▶ [Requirement]:
Format these lines as a JSON list of strings, one string per line, leaving out any blank lines.

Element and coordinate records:
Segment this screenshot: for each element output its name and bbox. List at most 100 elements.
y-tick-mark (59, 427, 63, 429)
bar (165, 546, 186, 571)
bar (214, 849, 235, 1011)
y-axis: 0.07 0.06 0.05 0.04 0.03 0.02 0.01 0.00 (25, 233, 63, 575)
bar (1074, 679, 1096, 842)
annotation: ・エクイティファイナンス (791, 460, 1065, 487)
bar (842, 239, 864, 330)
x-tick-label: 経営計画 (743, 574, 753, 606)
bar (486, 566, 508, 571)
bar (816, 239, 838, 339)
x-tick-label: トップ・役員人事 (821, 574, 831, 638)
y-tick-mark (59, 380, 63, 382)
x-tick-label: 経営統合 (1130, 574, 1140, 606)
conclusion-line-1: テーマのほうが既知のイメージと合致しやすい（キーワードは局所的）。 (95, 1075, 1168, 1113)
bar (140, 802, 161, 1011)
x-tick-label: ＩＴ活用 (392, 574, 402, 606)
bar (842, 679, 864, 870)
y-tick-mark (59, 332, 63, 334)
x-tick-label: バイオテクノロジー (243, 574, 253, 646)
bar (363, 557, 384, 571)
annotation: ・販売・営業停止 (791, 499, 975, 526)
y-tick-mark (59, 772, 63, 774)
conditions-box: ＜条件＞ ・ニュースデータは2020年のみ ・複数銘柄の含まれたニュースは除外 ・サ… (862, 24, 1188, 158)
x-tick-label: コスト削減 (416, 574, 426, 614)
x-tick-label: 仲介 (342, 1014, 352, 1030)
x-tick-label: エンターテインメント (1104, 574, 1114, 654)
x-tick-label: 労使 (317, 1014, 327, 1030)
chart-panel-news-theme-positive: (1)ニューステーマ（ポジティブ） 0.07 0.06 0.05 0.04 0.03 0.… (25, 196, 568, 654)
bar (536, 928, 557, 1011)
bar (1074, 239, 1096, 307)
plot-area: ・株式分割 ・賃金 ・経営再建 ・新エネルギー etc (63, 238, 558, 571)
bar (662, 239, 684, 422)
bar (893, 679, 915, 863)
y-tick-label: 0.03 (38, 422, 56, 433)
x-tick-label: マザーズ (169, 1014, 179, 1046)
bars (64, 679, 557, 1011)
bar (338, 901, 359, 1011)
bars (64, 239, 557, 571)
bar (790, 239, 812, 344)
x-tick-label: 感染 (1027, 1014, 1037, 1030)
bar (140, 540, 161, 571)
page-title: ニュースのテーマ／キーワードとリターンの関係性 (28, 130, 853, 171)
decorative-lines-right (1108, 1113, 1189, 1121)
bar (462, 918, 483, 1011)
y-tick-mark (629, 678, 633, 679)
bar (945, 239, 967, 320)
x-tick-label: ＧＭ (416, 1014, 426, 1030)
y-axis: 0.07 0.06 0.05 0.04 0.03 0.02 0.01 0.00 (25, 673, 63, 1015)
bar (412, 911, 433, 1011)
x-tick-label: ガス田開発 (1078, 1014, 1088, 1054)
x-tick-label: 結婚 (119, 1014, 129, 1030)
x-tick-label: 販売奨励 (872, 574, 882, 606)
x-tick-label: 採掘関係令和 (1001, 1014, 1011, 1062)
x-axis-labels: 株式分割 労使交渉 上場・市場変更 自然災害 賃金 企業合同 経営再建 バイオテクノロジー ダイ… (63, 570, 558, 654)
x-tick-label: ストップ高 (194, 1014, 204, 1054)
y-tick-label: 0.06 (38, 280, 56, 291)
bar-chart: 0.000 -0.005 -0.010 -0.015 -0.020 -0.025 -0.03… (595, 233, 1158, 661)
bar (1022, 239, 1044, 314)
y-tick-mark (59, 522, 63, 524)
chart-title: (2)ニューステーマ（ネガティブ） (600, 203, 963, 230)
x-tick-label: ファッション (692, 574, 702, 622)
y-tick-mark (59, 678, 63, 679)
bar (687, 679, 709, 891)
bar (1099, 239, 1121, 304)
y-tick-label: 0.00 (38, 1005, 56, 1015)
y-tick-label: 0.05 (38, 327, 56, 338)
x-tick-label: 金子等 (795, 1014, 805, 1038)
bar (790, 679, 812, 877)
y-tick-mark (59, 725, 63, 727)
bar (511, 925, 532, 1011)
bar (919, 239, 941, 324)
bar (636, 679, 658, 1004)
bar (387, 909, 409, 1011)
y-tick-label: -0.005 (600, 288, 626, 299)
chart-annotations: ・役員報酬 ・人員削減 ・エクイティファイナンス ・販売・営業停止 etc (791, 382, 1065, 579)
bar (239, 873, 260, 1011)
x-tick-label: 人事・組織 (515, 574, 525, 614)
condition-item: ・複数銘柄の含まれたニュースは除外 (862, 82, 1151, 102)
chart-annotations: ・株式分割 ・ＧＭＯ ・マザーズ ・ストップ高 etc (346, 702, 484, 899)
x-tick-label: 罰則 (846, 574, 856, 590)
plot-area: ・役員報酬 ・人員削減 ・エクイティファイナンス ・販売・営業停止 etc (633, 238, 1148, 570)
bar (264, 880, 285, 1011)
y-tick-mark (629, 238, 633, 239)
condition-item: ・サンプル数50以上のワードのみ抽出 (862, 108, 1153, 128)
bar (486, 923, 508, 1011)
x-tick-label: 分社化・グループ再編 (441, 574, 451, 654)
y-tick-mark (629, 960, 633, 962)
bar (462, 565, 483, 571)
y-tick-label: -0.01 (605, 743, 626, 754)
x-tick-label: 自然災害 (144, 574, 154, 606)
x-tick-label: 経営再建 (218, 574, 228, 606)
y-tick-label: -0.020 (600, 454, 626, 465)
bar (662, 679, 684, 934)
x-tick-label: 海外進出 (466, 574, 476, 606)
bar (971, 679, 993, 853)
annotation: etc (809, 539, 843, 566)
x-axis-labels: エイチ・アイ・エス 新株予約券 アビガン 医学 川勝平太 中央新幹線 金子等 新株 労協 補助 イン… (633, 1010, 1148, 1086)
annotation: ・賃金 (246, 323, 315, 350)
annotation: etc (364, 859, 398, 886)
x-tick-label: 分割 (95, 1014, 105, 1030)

▶ [The completed task]:
[
  "Segment this screenshot: for each element output its name and bbox. List at most 100 elements.",
  "y-tick-mark (59, 427, 63, 429)",
  "bar (165, 546, 186, 571)",
  "bar (214, 849, 235, 1011)",
  "y-axis: 0.07 0.06 0.05 0.04 0.03 0.02 0.01 0.00 (25, 233, 63, 575)",
  "bar (1074, 679, 1096, 842)",
  "annotation: ・エクイティファイナンス (791, 460, 1065, 487)",
  "bar (842, 239, 864, 330)",
  "x-tick-label: 経営計画 (743, 574, 753, 606)",
  "bar (486, 566, 508, 571)",
  "bar (816, 239, 838, 339)",
  "x-tick-label: トップ・役員人事 (821, 574, 831, 638)",
  "y-tick-mark (59, 380, 63, 382)",
  "x-tick-label: 経営統合 (1130, 574, 1140, 606)",
  "conclusion-line-1: テーマのほうが既知のイメージと合致しやすい（キーワードは局所的）。 (95, 1075, 1168, 1113)",
  "bar (140, 802, 161, 1011)",
  "x-tick-label: ＩＴ活用 (392, 574, 402, 606)",
  "bar (842, 679, 864, 870)",
  "y-tick-mark (59, 332, 63, 334)",
  "x-tick-label: バイオテクノロジー (243, 574, 253, 646)",
  "bar (363, 557, 384, 571)",
  "annotation: ・販売・営業停止 (791, 499, 975, 526)",
  "y-tick-mark (59, 772, 63, 774)",
  "conditions-box: ＜条件＞ ・ニュースデータは2020年のみ ・複数銘柄の含まれたニュースは除外 ・サ… (862, 24, 1188, 158)",
  "x-tick-label: コスト削減 (416, 574, 426, 614)",
  "x-tick-label: 仲介 (342, 1014, 352, 1030)",
  "x-tick-label: エンターテインメント (1104, 574, 1114, 654)",
  "x-tick-label: 労使 (317, 1014, 327, 1030)",
  "chart-panel-news-theme-positive: (1)ニューステーマ（ポジティブ） 0.07 0.06 0.05 0.04 0.03 0.… (25, 196, 568, 654)",
  "bar (536, 928, 557, 1011)",
  "bar (1074, 239, 1096, 307)",
  "plot-area: ・株式分割 ・賃金 ・経営再建 ・新エネルギー etc (63, 238, 558, 571)",
  "bar (662, 239, 684, 422)",
  "bar (893, 679, 915, 863)",
  "y-tick-label: 0.03 (38, 422, 56, 433)",
  "x-tick-label: マザーズ (169, 1014, 179, 1046)",
  "bars (64, 679, 557, 1011)",
  "bar (338, 901, 359, 1011)",
  "bars (64, 239, 557, 571)",
  "bar (790, 239, 812, 344)",
  "x-tick-label: 感染 (1027, 1014, 1037, 1030)",
  "bar (140, 540, 161, 571)",
  "page-title: ニュースのテーマ／キーワードとリターンの関係性 (28, 130, 853, 171)",
  "decorative-lines-right (1108, 1113, 1189, 1121)",
  "bar (462, 918, 483, 1011)",
  "y-tick-mark (629, 678, 633, 679)",
  "bar (945, 239, 967, 320)",
  "x-tick-label: ＧＭ (416, 1014, 426, 1030)",
  "y-axis: 0.07 0.06 0.05 0.04 0.03 0.02 0.01 0.00 (25, 673, 63, 1015)",
  "bar (412, 911, 433, 1011)",
  "x-tick-label: ガス田開発 (1078, 1014, 1088, 1054)",
  "x-tick-label: 結婚 (119, 1014, 129, 1030)",
  "x-tick-label: 販売奨励 (872, 574, 882, 606)",
  "x-tick-label: 採掘関係令和 (1001, 1014, 1011, 1062)",
  "x-axis-labels: 株式分割 労使交渉 上場・市場変更 自然災害 賃金 企業合同 経営再建 バイオテクノロジー ダイ… (63, 570, 558, 654)",
  "x-tick-label: ストップ高 (194, 1014, 204, 1054)",
  "y-tick-label: 0.06 (38, 280, 56, 291)",
  "bar-chart: 0.000 -0.005 -0.010 -0.015 -0.020 -0.025 -0.03… (595, 233, 1158, 661)",
  "bar (1022, 239, 1044, 314)",
  "y-tick-mark (59, 522, 63, 524)",
  "chart-title: (2)ニューステーマ（ネガティブ） (600, 203, 963, 230)",
  "x-tick-label: ファッション (692, 574, 702, 622)",
  "y-tick-mark (59, 678, 63, 679)",
  "bar (687, 679, 709, 891)",
  "bar (1099, 239, 1121, 304)",
  "y-tick-label: 0.00 (38, 1005, 56, 1015)",
  "y-tick-label: 0.05 (38, 327, 56, 338)",
  "x-tick-label: 金子等 (795, 1014, 805, 1038)",
  "bar (790, 679, 812, 877)",
  "y-tick-mark (59, 725, 63, 727)",
  "bar (511, 925, 532, 1011)",
  "bar (919, 239, 941, 324)",
  "bar (636, 679, 658, 1004)",
  "bar (387, 909, 409, 1011)",
  "y-tick-label: -0.005 (600, 288, 626, 299)",
  "chart-annotations: ・役員報酬 ・人員削減 ・エクイティファイナンス ・販売・営業停止 etc (791, 382, 1065, 579)",
  "bar (239, 873, 260, 1011)",
  "x-tick-label: 人事・組織 (515, 574, 525, 614)",
  "condition-item: ・複数銘柄の含まれたニュースは除外 (862, 82, 1151, 102)",
  "chart-annotations: ・株式分割 ・ＧＭＯ ・マザーズ ・ストップ高 etc (346, 702, 484, 899)",
  "x-tick-label: 罰則 (846, 574, 856, 590)",
  "plot-area: ・役員報酬 ・人員削減 ・エクイティファイナンス ・販売・営業停止 etc (633, 238, 1148, 570)",
  "bar (264, 880, 285, 1011)",
  "y-tick-mark (629, 238, 633, 239)",
  "condition-item: ・サンプル数50以上のワードのみ抽出 (862, 108, 1153, 128)",
  "bar (486, 923, 508, 1011)",
  "x-tick-label: 分社化・グループ再編 (441, 574, 451, 654)",
  "y-tick-mark (629, 960, 633, 962)",
  "bar (462, 565, 483, 571)",
  "y-tick-label: -0.01 (605, 743, 626, 754)",
  "x-tick-label: 自然災害 (144, 574, 154, 606)",
  "x-tick-label: 経営再建 (218, 574, 228, 606)",
  "y-tick-label: -0.020 (600, 454, 626, 465)",
  "bar (662, 679, 684, 934)",
  "x-tick-label: 海外進出 (466, 574, 476, 606)",
  "bar (971, 679, 993, 853)",
  "annotation: etc (809, 539, 843, 566)",
  "x-axis-labels: エイチ・アイ・エス 新株予約券 アビガン 医学 川勝平太 中央新幹線 金子等 新株 労協 補助 イン… (633, 1010, 1148, 1086)",
  "annotation: ・賃金 (246, 323, 315, 350)",
  "annotation: etc (364, 859, 398, 886)",
  "x-tick-label: 分割 (95, 1014, 105, 1030)"
]